'''
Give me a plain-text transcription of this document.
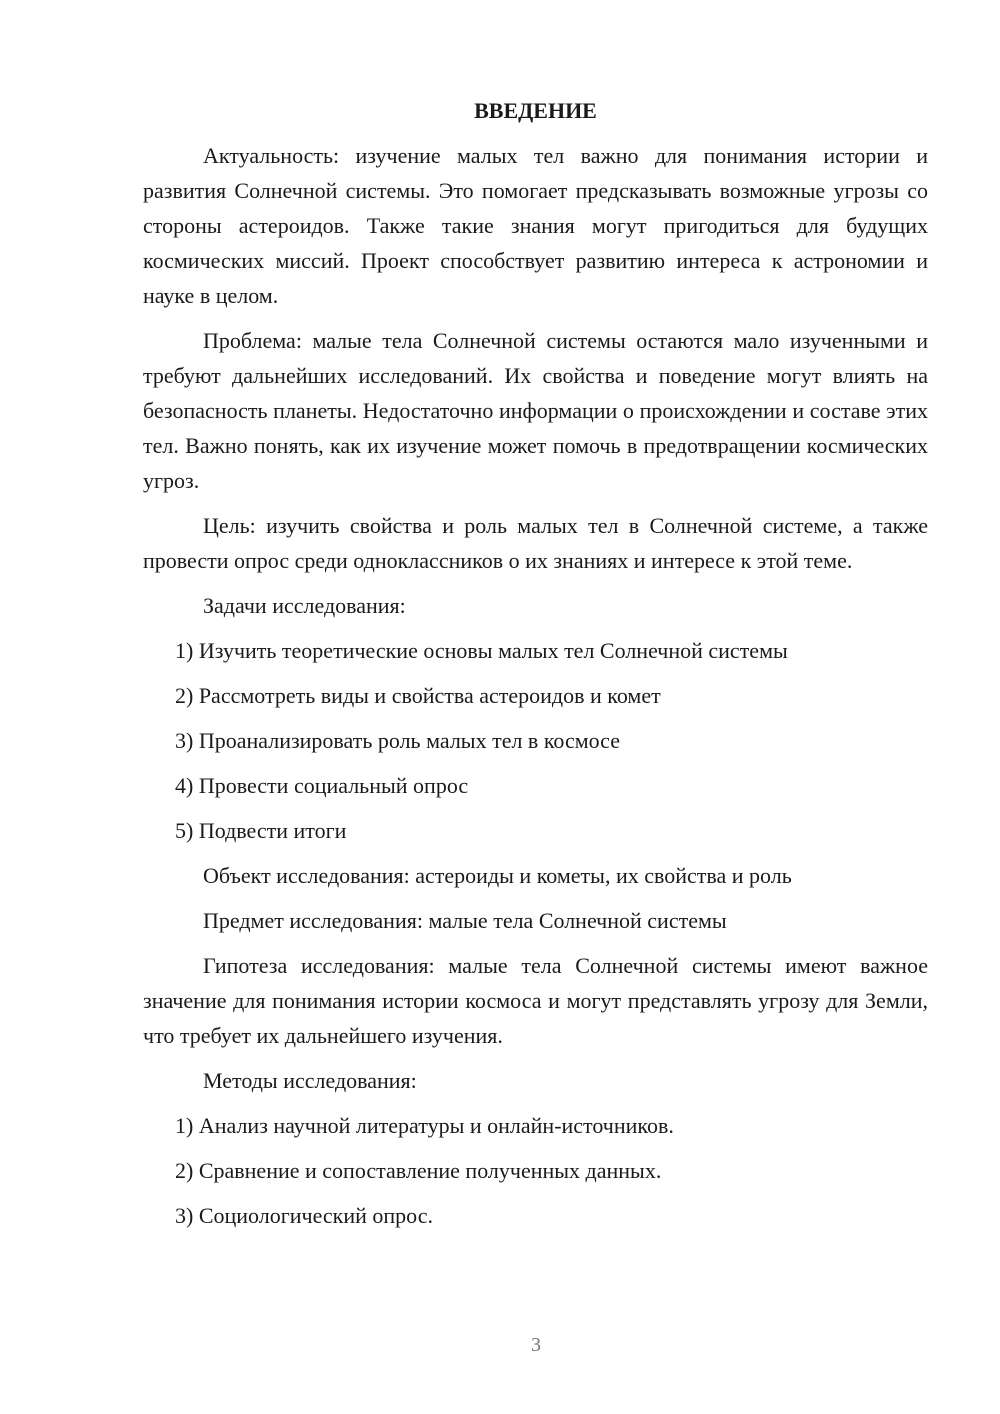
ВВЕДЕНИЕ
Актуальность: изучение малых тел важно для понимания истории и развития Солнечной системы. Это помогает предсказывать возможные угрозы со стороны астероидов. Также такие знания могут пригодиться для будущих космических миссий. Проект способствует развитию интереса к астрономии и науке в целом.
Проблема: малые тела Солнечной системы остаются мало изученными и требуют дальнейших исследований. Их свойства и поведение могут влиять на безопасность планеты. Недостаточно информации о происхождении и составе этих тел. Важно понять, как их изучение может помочь в предотвращении космических угроз.
Цель: изучить свойства и роль малых тел в Солнечной системе, а также провести опрос среди одноклассников о их знаниях и интересе к этой теме.
Задачи исследования:
1) Изучить теоретические основы малых тел Солнечной системы
2) Рассмотреть виды и свойства астероидов и комет
3) Проанализировать роль малых тел в космосе
4) Провести социальный опрос
5) Подвести итоги
Объект исследования: астероиды и кометы, их свойства и роль
Предмет исследования: малые тела Солнечной системы
Гипотеза исследования: малые тела Солнечной системы имеют важное значение для понимания истории космоса и могут представлять угрозу для Земли, что требует их дальнейшего изучения.
Методы исследования:
1) Анализ научной литературы и онлайн-источников.
2) Сравнение и сопоставление полученных данных.
3) Социологический опрос.
3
'''
● What is required
Repeat the entries exactly and keep the pictures out of the copy.

● Solution for this problem
Give me a plain-text transcription of this document.
ВВЕДЕНИЕ
Актуальность: изучение малых тел важно для понимания истории и развития Солнечной системы. Это помогает предсказывать возможные угрозы со стороны астероидов. Также такие знания могут пригодиться для будущих космических миссий. Проект способствует развитию интереса к астрономии и науке в целом.
Проблема: малые тела Солнечной системы остаются мало изученными и требуют дальнейших исследований. Их свойства и поведение могут влиять на безопасность планеты. Недостаточно информации о происхождении и составе этих тел. Важно понять, как их изучение может помочь в предотвращении космических угроз.
Цель: изучить свойства и роль малых тел в Солнечной системе, а также провести опрос среди одноклассников о их знаниях и интересе к этой теме.
Задачи исследования:
1) Изучить теоретические основы малых тел Солнечной системы
2) Рассмотреть виды и свойства астероидов и комет
3) Проанализировать роль малых тел в космосе
4) Провести социальный опрос
5) Подвести итоги
Объект исследования: астероиды и кометы, их свойства и роль
Предмет исследования: малые тела Солнечной системы
Гипотеза исследования: малые тела Солнечной системы имеют важное значение для понимания истории космоса и могут представлять угрозу для Земли, что требует их дальнейшего изучения.
Методы исследования:
1) Анализ научной литературы и онлайн-источников.
2) Сравнение и сопоставление полученных данных.
3) Социологический опрос.
3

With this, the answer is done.